Set task: Your task is to copy every line of the entries that contains "Rütter".

Raw data:
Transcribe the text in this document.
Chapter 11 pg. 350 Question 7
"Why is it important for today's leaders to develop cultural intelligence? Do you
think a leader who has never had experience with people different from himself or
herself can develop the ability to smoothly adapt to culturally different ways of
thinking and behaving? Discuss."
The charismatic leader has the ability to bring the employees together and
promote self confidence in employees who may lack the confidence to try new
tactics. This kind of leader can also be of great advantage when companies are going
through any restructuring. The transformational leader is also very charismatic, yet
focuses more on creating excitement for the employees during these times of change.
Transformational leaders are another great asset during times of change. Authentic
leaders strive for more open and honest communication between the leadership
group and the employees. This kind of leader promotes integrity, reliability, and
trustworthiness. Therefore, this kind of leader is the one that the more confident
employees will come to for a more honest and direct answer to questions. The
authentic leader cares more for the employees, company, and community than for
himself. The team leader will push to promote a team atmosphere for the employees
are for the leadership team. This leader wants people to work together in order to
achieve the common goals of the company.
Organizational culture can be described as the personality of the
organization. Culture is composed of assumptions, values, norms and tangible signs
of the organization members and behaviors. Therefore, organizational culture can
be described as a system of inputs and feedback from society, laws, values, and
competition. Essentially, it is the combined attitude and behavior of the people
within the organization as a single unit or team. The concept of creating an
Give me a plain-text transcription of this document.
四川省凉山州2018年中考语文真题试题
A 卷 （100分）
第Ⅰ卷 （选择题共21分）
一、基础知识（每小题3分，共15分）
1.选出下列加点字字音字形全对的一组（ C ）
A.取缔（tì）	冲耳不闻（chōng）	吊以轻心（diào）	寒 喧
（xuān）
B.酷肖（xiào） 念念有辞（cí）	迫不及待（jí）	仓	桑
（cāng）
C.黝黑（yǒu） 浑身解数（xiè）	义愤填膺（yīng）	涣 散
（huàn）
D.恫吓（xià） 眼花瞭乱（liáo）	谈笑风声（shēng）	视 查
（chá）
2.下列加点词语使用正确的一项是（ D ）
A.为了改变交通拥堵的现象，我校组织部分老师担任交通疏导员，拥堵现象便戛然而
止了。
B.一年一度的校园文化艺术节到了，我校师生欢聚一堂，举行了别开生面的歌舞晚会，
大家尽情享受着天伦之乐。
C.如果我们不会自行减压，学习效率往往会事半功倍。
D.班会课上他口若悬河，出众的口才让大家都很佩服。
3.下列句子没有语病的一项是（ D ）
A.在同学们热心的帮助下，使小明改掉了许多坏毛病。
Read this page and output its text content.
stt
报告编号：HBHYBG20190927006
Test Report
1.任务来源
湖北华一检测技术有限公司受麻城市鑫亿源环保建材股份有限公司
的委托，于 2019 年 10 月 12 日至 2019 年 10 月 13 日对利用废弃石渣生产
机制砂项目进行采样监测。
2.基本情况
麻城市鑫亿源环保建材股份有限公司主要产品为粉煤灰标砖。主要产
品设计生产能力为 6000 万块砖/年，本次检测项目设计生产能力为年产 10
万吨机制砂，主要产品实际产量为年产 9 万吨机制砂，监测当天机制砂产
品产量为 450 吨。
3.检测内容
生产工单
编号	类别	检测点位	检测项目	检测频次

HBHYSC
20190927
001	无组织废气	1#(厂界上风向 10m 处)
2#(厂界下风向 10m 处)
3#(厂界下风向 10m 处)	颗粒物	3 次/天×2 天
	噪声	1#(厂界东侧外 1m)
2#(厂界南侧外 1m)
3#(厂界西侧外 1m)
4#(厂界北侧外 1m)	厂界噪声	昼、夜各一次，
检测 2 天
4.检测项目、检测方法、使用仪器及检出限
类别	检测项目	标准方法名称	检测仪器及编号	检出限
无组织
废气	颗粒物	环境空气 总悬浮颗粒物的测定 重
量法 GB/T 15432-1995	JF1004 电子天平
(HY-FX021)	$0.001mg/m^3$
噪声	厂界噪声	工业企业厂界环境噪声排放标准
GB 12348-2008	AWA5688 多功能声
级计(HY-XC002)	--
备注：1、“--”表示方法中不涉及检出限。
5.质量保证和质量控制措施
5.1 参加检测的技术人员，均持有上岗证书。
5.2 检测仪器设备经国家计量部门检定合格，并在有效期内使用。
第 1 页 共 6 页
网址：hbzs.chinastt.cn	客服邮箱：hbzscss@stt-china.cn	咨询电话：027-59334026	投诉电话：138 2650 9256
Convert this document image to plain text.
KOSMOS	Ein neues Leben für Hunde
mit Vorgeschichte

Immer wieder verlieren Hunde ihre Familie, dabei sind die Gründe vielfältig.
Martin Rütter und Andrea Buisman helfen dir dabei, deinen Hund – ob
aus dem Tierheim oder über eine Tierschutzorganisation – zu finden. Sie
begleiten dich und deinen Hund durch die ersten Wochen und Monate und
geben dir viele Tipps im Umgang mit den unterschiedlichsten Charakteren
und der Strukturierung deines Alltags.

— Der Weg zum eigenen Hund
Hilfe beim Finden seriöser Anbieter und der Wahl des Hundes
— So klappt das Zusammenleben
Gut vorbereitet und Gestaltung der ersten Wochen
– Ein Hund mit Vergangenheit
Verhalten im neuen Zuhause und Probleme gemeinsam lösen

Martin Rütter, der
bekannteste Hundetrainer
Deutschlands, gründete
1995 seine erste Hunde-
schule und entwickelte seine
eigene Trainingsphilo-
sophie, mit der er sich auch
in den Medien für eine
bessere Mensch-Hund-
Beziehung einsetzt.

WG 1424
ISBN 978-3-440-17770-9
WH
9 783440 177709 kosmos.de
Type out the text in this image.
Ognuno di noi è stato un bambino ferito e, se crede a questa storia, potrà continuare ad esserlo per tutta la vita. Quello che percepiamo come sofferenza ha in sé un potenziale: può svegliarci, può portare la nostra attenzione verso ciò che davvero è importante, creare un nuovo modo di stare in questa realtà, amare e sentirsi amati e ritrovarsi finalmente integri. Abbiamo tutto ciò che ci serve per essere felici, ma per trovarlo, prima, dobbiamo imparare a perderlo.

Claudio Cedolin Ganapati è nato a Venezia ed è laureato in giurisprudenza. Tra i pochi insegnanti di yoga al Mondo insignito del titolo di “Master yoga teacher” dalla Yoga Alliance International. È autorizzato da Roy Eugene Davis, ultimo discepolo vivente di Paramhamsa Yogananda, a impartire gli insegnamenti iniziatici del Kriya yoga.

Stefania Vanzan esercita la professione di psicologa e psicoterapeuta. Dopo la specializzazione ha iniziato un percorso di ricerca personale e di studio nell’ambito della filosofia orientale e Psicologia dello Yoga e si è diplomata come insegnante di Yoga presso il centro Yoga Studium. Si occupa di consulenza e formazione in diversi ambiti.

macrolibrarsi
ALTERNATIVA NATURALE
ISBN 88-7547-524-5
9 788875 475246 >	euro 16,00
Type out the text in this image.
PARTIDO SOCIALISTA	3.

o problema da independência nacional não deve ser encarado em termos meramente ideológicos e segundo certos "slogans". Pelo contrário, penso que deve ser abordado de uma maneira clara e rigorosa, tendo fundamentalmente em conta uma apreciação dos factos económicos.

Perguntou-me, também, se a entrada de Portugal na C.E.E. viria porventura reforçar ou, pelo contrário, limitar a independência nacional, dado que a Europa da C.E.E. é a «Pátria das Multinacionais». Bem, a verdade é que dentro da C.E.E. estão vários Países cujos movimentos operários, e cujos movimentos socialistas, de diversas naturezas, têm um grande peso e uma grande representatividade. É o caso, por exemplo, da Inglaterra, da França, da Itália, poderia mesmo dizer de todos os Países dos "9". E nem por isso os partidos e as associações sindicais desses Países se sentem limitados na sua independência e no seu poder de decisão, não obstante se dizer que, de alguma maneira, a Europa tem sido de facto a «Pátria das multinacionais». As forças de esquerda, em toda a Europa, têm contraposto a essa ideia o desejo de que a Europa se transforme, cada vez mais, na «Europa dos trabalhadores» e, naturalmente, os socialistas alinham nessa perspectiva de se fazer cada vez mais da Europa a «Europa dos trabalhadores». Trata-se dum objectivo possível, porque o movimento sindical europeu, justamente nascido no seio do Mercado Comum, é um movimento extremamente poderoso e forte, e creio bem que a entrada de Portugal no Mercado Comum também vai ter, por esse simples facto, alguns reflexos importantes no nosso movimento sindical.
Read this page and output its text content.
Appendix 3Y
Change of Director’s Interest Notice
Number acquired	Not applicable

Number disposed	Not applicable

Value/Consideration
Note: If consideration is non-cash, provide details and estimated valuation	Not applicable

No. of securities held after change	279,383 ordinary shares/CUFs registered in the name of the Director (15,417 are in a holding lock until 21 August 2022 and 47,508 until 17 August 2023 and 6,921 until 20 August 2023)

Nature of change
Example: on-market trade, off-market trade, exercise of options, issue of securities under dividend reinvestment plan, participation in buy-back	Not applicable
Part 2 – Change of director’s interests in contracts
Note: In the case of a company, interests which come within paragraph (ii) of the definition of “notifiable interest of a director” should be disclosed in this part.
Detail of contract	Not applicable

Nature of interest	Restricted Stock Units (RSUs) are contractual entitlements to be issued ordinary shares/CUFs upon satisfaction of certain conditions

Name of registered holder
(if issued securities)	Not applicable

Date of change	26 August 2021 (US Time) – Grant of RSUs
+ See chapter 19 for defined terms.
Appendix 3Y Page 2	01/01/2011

Response:
Martin Rütter und Andrea Buisman helfen dir dabei, deinen Hund – ob
Martin Rütter, der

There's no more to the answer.